■ **Extracted information**:
_ _ _ _ _

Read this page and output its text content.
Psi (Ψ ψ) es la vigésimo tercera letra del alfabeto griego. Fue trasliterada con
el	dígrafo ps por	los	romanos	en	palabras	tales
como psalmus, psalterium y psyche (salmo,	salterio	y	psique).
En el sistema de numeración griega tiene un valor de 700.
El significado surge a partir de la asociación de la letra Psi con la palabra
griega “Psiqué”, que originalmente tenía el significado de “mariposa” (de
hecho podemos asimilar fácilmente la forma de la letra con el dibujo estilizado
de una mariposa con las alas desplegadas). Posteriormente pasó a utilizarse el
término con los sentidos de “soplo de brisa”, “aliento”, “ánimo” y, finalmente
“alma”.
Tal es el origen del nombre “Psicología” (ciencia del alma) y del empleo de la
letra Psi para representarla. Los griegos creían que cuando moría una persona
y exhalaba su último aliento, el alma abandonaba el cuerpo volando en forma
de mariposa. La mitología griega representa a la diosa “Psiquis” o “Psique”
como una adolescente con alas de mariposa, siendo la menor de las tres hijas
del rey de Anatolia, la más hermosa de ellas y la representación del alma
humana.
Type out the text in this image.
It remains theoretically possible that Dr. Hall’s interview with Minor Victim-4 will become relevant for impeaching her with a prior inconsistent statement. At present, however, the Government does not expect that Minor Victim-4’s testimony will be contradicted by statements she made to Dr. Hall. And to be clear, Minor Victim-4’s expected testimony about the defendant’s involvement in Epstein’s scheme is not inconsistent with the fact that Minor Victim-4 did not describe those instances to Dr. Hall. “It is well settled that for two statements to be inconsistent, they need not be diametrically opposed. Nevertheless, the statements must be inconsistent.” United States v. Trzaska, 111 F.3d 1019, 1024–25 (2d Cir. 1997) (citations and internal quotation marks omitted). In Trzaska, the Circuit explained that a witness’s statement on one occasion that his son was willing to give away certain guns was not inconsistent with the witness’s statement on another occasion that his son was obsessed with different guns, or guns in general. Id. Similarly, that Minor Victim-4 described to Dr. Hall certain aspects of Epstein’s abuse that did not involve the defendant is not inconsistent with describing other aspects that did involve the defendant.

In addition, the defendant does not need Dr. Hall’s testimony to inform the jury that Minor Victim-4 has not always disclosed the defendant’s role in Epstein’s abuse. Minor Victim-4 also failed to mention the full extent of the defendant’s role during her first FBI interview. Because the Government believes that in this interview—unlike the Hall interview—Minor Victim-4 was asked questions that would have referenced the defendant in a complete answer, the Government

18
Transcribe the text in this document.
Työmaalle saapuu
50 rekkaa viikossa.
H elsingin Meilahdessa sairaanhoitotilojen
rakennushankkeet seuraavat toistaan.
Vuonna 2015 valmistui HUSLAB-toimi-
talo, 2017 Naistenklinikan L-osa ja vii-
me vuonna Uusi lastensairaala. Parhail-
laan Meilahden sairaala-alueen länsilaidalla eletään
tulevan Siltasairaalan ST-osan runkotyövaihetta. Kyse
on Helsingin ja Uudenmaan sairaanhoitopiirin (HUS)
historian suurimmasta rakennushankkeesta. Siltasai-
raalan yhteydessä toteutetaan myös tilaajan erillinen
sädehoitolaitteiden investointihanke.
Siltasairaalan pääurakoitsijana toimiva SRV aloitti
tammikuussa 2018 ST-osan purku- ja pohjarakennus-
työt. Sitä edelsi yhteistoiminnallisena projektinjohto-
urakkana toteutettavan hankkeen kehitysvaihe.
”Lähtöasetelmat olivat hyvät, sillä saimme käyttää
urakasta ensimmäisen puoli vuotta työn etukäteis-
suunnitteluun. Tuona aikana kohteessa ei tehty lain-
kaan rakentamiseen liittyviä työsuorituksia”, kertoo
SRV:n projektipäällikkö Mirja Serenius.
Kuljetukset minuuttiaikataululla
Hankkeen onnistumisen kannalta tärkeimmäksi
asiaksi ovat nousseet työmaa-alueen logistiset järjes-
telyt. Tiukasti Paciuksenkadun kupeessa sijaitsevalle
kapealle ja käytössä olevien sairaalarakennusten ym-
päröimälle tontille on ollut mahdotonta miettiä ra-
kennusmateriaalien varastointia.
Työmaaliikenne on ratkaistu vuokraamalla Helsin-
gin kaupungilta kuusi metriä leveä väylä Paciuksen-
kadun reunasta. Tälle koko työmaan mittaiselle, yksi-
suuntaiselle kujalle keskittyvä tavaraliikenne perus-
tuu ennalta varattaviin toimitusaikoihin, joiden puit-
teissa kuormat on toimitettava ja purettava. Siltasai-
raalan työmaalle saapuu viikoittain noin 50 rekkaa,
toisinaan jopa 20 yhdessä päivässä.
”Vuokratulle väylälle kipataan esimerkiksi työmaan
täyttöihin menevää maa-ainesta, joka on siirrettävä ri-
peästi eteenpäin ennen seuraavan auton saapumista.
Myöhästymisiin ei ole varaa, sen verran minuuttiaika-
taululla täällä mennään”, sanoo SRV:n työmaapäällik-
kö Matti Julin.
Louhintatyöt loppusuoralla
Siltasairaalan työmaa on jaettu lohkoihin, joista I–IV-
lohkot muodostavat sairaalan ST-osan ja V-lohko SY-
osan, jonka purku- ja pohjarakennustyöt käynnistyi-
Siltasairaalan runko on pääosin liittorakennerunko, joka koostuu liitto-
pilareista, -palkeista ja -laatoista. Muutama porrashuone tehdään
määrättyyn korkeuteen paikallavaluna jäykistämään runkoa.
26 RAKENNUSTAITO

_ _ _ _ _

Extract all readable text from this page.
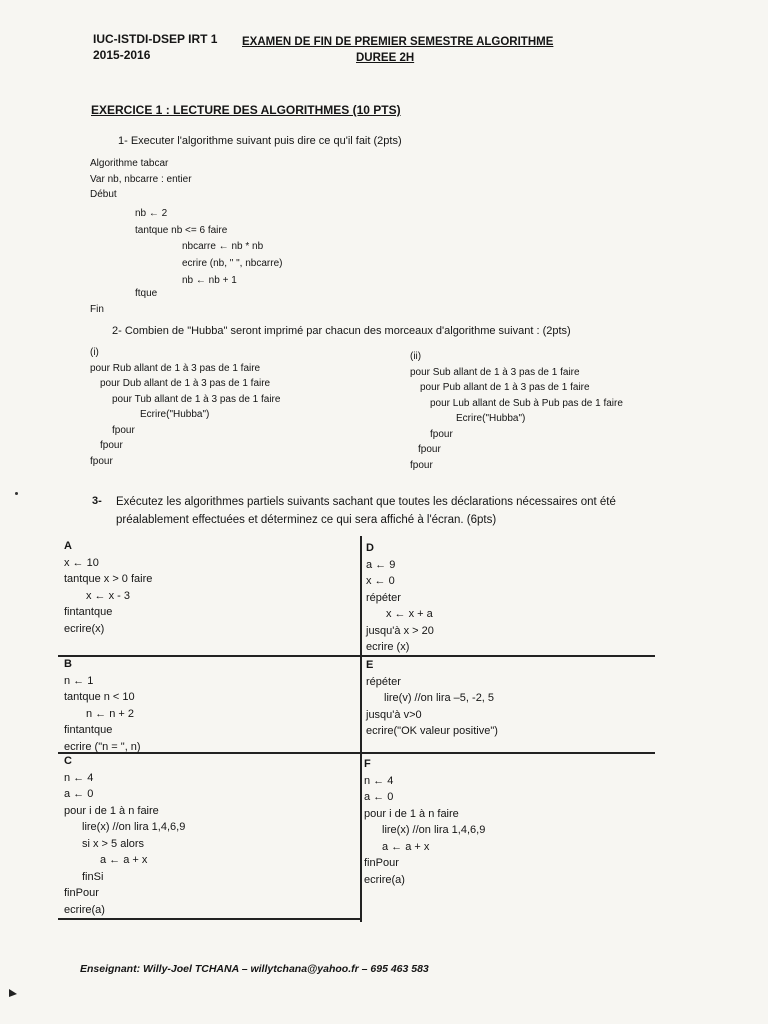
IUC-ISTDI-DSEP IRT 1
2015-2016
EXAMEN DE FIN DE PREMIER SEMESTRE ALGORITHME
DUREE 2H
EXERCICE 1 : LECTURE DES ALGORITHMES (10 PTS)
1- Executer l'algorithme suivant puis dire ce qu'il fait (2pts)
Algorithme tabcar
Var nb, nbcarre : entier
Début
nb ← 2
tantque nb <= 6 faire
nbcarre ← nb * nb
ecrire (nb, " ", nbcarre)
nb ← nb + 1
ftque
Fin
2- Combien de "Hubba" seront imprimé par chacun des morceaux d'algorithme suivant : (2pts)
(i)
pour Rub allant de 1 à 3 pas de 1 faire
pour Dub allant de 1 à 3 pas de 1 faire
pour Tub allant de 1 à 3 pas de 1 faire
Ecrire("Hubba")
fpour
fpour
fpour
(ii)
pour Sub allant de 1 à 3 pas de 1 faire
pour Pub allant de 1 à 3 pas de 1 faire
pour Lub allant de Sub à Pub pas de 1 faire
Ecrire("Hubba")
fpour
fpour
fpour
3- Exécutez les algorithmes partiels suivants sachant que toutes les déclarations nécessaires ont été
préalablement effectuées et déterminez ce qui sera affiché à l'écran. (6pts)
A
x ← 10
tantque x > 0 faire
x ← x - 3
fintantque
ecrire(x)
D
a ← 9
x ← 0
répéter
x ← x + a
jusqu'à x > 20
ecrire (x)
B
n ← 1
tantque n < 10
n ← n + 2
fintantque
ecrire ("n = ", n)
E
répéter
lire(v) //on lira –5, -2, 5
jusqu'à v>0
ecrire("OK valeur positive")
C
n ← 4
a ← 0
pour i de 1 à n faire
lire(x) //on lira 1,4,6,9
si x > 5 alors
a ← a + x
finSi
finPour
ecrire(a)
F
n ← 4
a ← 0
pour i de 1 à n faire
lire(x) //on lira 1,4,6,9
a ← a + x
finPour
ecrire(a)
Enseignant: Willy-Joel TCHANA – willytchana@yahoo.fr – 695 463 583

_ _ _ _ _

■ **Instructions to follow**: Copy out all lines that carry the word "aliento".

■ **Task response**:
término con los sentidos de “soplo de brisa”, “aliento”, “ánimo” y, finalmente
y exhalaba su último aliento, el alma abandonaba el cuerpo volando en forma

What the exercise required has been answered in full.